- **What you need to do**: Output each entry exactly; skip nothing.

- **Stored records**:
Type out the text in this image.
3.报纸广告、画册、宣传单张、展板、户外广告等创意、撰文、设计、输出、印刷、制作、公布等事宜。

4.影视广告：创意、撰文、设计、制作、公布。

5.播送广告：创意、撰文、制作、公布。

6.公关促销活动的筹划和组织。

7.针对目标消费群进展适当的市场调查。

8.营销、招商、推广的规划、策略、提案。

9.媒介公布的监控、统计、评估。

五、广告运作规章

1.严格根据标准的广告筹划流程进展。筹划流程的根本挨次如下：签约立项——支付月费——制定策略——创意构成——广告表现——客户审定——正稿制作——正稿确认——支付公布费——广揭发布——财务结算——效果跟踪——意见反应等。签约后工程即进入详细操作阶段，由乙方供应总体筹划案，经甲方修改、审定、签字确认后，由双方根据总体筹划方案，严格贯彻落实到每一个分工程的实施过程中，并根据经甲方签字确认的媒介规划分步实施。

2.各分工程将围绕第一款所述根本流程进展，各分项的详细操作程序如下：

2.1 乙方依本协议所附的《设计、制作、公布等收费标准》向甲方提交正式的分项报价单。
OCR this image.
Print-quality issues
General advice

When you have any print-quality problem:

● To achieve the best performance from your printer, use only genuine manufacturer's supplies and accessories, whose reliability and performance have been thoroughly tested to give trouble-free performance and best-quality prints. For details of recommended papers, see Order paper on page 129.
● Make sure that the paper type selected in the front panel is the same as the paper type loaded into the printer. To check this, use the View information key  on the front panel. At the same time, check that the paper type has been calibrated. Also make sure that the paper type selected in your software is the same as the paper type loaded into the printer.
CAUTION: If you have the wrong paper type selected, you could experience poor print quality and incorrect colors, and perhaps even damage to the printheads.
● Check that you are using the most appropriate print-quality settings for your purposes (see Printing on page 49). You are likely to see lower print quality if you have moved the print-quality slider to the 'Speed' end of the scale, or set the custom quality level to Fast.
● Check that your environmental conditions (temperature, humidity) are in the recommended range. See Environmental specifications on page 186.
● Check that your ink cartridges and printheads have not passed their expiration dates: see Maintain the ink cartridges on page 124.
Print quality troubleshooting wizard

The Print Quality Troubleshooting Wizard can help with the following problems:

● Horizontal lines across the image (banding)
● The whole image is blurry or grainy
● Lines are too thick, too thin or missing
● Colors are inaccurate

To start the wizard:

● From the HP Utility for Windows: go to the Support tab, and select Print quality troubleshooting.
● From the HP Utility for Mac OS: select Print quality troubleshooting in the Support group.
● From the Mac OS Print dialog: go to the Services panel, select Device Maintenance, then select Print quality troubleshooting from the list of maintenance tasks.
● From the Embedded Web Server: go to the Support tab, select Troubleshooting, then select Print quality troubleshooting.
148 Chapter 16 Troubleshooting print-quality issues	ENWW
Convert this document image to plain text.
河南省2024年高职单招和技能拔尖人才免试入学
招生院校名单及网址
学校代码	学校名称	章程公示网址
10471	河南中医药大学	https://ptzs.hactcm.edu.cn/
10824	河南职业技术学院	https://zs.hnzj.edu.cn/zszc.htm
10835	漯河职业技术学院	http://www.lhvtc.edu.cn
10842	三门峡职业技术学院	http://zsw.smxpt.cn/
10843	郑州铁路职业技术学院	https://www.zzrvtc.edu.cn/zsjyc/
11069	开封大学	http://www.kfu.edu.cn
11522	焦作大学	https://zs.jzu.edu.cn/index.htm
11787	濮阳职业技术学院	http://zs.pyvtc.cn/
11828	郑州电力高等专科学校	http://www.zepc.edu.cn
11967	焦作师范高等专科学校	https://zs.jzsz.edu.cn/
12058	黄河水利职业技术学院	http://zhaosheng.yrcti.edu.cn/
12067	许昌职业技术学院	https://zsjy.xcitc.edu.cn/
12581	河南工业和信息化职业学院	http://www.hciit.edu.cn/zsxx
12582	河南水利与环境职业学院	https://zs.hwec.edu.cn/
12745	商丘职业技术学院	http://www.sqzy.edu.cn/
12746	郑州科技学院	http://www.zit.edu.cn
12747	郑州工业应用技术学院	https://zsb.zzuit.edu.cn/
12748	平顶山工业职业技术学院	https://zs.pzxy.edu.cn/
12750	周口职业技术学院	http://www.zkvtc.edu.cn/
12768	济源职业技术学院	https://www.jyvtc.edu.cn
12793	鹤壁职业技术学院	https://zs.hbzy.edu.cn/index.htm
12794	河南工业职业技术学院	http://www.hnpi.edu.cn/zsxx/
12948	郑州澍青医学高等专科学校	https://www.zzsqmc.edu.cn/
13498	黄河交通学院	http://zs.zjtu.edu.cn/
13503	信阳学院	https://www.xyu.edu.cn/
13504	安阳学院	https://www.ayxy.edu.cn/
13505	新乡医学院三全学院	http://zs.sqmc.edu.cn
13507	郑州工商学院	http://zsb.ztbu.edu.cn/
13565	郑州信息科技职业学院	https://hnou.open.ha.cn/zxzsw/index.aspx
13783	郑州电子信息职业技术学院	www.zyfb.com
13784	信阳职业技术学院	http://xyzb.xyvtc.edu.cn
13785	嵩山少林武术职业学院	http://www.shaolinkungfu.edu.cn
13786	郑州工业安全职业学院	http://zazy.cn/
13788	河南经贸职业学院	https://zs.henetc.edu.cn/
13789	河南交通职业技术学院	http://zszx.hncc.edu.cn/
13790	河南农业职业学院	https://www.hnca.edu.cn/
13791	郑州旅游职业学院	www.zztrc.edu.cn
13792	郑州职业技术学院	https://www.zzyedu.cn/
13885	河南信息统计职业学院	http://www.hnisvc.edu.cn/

- **Exercise solution**:
Type out the text in this image.
3.报纸广告、画册、宣传单张、展板、户外广告等创意、撰文、设计、输出、印刷、制作、公布等事宜。

4.影视广告：创意、撰文、设计、制作、公布。

5.播送广告：创意、撰文、制作、公布。

6.公关促销活动的筹划和组织。

7.针对目标消费群进展适当的市场调查。

8.营销、招商、推广的规划、策略、提案。

9.媒介公布的监控、统计、评估。

五、广告运作规章

1.严格根据标准的广告筹划流程进展。筹划流程的根本挨次如下：签约立项——支付月费——制定策略——创意构成——广告表现——客户审定——正稿制作——正稿确认——支付公布费——广揭发布——财务结算——效果跟踪——意见反应等。签约后工程即进入详细操作阶段，由乙方供应总体筹划案，经甲方修改、审定、签字确认后，由双方根据总体筹划方案，严格贯彻落实到每一个分工程的实施过程中，并根据经甲方签字确认的媒介规划分步实施。

2.各分工程将围绕第一款所述根本流程进展，各分项的详细操作程序如下：

2.1 乙方依本协议所附的《设计、制作、公布等收费标准》向甲方提交正式的分项报价单。
OCR this image.
Print-quality issues
General advice

When you have any print-quality problem:

● To achieve the best performance from your printer, use only genuine manufacturer's supplies and accessories, whose reliability and performance have been thoroughly tested to give trouble-free performance and best-quality prints. For details of recommended papers, see Order paper on page 129.
● Make sure that the paper type selected in the front panel is the same as the paper type loaded into the printer. To check this, use the View information key  on the front panel. At the same time, check that the paper type has been calibrated. Also make sure that the paper type selected in your software is the same as the paper type loaded into the printer.
CAUTION: If you have the wrong paper type selected, you could experience poor print quality and incorrect colors, and perhaps even damage to the printheads.
● Check that you are using the most appropriate print-quality settings for your purposes (see Printing on page 49). You are likely to see lower print quality if you have moved the print-quality slider to the 'Speed' end of the scale, or set the custom quality level to Fast.
● Check that your environmental conditions (temperature, humidity) are in the recommended range. See Environmental specifications on page 186.
● Check that your ink cartridges and printheads have not passed their expiration dates: see Maintain the ink cartridges on page 124.
Print quality troubleshooting wizard

The Print Quality Troubleshooting Wizard can help with the following problems:

● Horizontal lines across the image (banding)
● The whole image is blurry or grainy
● Lines are too thick, too thin or missing
● Colors are inaccurate

To start the wizard:

● From the HP Utility for Windows: go to the Support tab, and select Print quality troubleshooting.
● From the HP Utility for Mac OS: select Print quality troubleshooting in the Support group.
● From the Mac OS Print dialog: go to the Services panel, select Device Maintenance, then select Print quality troubleshooting from the list of maintenance tasks.
● From the Embedded Web Server: go to the Support tab, select Troubleshooting, then select Print quality troubleshooting.
148 Chapter 16 Troubleshooting print-quality issues	ENWW
Convert this document image to plain text.
河南省2024年高职单招和技能拔尖人才免试入学
招生院校名单及网址
学校代码	学校名称	章程公示网址
10471	河南中医药大学	https://ptzs.hactcm.edu.cn/
10824	河南职业技术学院	https://zs.hnzj.edu.cn/zszc.htm
10835	漯河职业技术学院	http://www.lhvtc.edu.cn
10842	三门峡职业技术学院	http://zsw.smxpt.cn/
10843	郑州铁路职业技术学院	https://www.zzrvtc.edu.cn/zsjyc/
11069	开封大学	http://www.kfu.edu.cn
11522	焦作大学	https://zs.jzu.edu.cn/index.htm
11787	濮阳职业技术学院	http://zs.pyvtc.cn/
11828	郑州电力高等专科学校	http://www.zepc.edu.cn
11967	焦作师范高等专科学校	https://zs.jzsz.edu.cn/
12058	黄河水利职业技术学院	http://zhaosheng.yrcti.edu.cn/
12067	许昌职业技术学院	https://zsjy.xcitc.edu.cn/
12581	河南工业和信息化职业学院	http://www.hciit.edu.cn/zsxx
12582	河南水利与环境职业学院	https://zs.hwec.edu.cn/
12745	商丘职业技术学院	http://www.sqzy.edu.cn/
12746	郑州科技学院	http://www.zit.edu.cn
12747	郑州工业应用技术学院	https://zsb.zzuit.edu.cn/
12748	平顶山工业职业技术学院	https://zs.pzxy.edu.cn/
12750	周口职业技术学院	http://www.zkvtc.edu.cn/
12768	济源职业技术学院	https://www.jyvtc.edu.cn
12793	鹤壁职业技术学院	https://zs.hbzy.edu.cn/index.htm
12794	河南工业职业技术学院	http://www.hnpi.edu.cn/zsxx/
12948	郑州澍青医学高等专科学校	https://www.zzsqmc.edu.cn/
13498	黄河交通学院	http://zs.zjtu.edu.cn/
13503	信阳学院	https://www.xyu.edu.cn/
13504	安阳学院	https://www.ayxy.edu.cn/
13505	新乡医学院三全学院	http://zs.sqmc.edu.cn
13507	郑州工商学院	http://zsb.ztbu.edu.cn/
13565	郑州信息科技职业学院	https://hnou.open.ha.cn/zxzsw/index.aspx
13783	郑州电子信息职业技术学院	www.zyfb.com
13784	信阳职业技术学院	http://xyzb.xyvtc.edu.cn
13785	嵩山少林武术职业学院	http://www.shaolinkungfu.edu.cn
13786	郑州工业安全职业学院	http://zazy.cn/
13788	河南经贸职业学院	https://zs.henetc.edu.cn/
13789	河南交通职业技术学院	http://zszx.hncc.edu.cn/
13790	河南农业职业学院	https://www.hnca.edu.cn/
13791	郑州旅游职业学院	www.zztrc.edu.cn
13792	郑州职业技术学院	https://www.zzyedu.cn/
13885	河南信息统计职业学院	http://www.hnisvc.edu.cn/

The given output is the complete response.